§ Given problem: For the records below, say how many lines contain the string "value". Give the number only.

Entries with figure data:
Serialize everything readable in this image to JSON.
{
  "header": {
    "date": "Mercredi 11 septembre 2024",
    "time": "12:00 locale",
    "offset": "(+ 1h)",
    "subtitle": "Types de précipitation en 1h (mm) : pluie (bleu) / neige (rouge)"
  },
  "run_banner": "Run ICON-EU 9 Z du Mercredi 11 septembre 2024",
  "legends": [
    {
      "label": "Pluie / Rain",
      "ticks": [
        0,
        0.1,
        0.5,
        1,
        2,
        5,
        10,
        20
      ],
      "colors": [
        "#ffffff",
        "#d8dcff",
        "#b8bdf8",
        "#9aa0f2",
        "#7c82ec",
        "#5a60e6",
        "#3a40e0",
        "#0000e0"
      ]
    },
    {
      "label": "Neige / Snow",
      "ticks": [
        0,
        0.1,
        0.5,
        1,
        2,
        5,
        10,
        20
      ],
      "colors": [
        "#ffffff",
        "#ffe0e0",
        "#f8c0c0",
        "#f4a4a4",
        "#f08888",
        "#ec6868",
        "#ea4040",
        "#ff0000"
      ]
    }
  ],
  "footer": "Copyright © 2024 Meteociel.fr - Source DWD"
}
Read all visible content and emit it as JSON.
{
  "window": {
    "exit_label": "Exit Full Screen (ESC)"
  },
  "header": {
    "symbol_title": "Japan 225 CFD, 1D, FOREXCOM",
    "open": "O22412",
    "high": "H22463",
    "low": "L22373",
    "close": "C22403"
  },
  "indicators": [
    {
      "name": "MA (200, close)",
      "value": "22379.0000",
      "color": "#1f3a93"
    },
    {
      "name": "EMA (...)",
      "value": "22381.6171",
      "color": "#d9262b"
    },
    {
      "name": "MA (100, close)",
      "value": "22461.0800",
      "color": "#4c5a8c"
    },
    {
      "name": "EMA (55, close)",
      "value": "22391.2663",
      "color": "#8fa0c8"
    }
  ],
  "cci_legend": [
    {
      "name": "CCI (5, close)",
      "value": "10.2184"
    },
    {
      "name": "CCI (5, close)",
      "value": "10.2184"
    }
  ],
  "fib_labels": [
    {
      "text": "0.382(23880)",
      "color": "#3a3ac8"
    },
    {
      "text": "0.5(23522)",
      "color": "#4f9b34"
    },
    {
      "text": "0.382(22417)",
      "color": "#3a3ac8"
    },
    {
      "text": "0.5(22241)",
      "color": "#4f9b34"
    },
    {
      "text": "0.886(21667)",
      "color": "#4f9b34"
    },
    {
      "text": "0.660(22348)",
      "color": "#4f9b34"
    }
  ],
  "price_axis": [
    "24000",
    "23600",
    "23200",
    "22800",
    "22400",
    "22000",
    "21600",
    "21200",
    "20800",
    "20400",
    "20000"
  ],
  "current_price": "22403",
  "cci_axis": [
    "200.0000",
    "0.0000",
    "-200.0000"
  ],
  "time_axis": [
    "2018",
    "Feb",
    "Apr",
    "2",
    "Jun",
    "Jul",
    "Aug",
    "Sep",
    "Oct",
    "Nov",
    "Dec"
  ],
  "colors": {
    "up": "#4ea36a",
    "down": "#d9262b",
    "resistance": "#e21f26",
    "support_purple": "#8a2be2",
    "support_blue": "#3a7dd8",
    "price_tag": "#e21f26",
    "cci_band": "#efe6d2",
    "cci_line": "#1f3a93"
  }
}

§ Response for this exercise: 6